What is asked:
Transcribe the material in full. Nothing should differ except that the pictures are left out.

# START OF Data provided

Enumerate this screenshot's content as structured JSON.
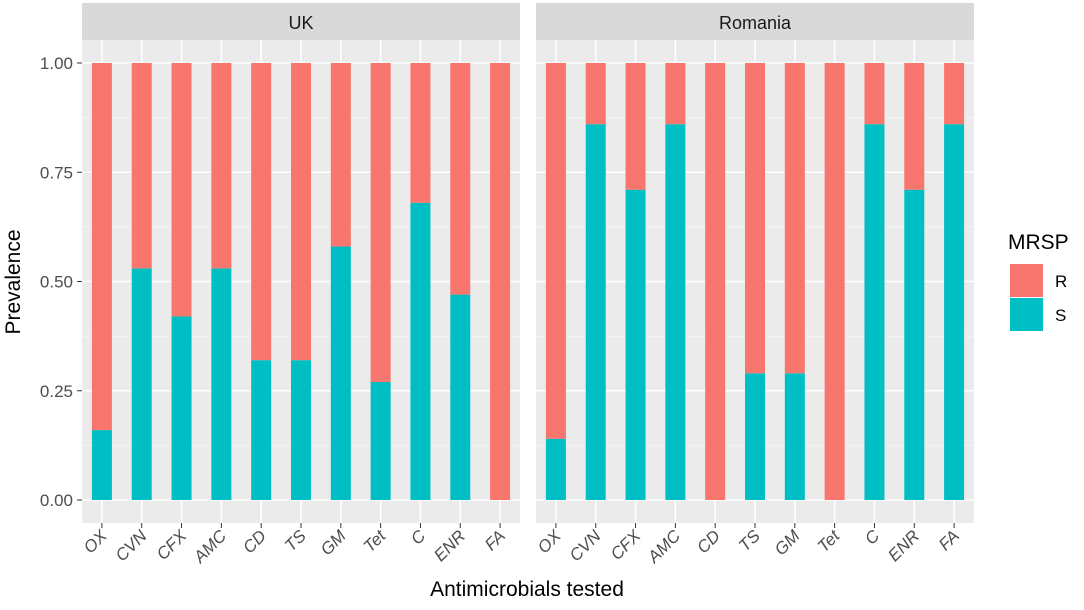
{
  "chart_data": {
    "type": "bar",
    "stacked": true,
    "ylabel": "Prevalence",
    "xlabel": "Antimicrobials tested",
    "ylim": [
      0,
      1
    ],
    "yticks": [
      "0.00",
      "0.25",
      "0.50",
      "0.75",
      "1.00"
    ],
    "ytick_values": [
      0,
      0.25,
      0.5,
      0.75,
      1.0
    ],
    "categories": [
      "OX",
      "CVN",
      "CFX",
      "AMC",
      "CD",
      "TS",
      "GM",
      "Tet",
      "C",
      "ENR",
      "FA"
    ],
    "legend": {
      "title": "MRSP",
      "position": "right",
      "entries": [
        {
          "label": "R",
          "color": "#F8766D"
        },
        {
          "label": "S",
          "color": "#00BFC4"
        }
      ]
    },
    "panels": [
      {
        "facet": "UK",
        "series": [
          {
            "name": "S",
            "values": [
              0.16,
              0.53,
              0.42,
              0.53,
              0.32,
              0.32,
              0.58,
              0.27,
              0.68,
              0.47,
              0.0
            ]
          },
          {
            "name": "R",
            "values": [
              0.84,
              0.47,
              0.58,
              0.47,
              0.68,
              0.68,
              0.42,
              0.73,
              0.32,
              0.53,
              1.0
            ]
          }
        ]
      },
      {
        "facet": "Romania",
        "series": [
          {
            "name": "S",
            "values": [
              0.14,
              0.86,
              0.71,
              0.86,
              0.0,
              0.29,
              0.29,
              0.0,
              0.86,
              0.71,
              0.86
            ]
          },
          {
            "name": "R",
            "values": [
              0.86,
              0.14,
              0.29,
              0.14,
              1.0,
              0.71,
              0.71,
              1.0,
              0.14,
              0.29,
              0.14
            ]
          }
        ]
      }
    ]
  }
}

# END OF Data provided

Response to this exercise:
Enumerate this screenshot's content as structured JSON.
{
  "chart_data": {
    "type": "bar",
    "stacked": true,
    "ylabel": "Prevalence",
    "xlabel": "Antimicrobials tested",
    "ylim": [
      0,
      1
    ],
    "yticks": [
      "0.00",
      "0.25",
      "0.50",
      "0.75",
      "1.00"
    ],
    "ytick_values": [
      0,
      0.25,
      0.5,
      0.75,
      1.0
    ],
    "categories": [
      "OX",
      "CVN",
      "CFX",
      "AMC",
      "CD",
      "TS",
      "GM",
      "Tet",
      "C",
      "ENR",
      "FA"
    ],
    "legend": {
      "title": "MRSP",
      "position": "right",
      "entries": [
        {
          "label": "R",
          "color": "#F8766D"
        },
        {
          "label": "S",
          "color": "#00BFC4"
        }
      ]
    },
    "panels": [
      {
        "facet": "UK",
        "series": [
          {
            "name": "S",
            "values": [
              0.16,
              0.53,
              0.42,
              0.53,
              0.32,
              0.32,
              0.58,
              0.27,
              0.68,
              0.47,
              0.0
            ]
          },
          {
            "name": "R",
            "values": [
              0.84,
              0.47,
              0.58,
              0.47,
              0.68,
              0.68,
              0.42,
              0.73,
              0.32,
              0.53,
              1.0
            ]
          }
        ]
      },
      {
        "facet": "Romania",
        "series": [
          {
            "name": "S",
            "values": [
              0.14,
              0.86,
              0.71,
              0.86,
              0.0,
              0.29,
              0.29,
              0.0,
              0.86,
              0.71,
              0.86
            ]
          },
          {
            "name": "R",
            "values": [
              0.86,
              0.14,
              0.29,
              0.14,
              1.0,
              0.71,
              0.71,
              1.0,
              0.14,
              0.29,
              0.14
            ]
          }
        ]
      }
    ]
  }
}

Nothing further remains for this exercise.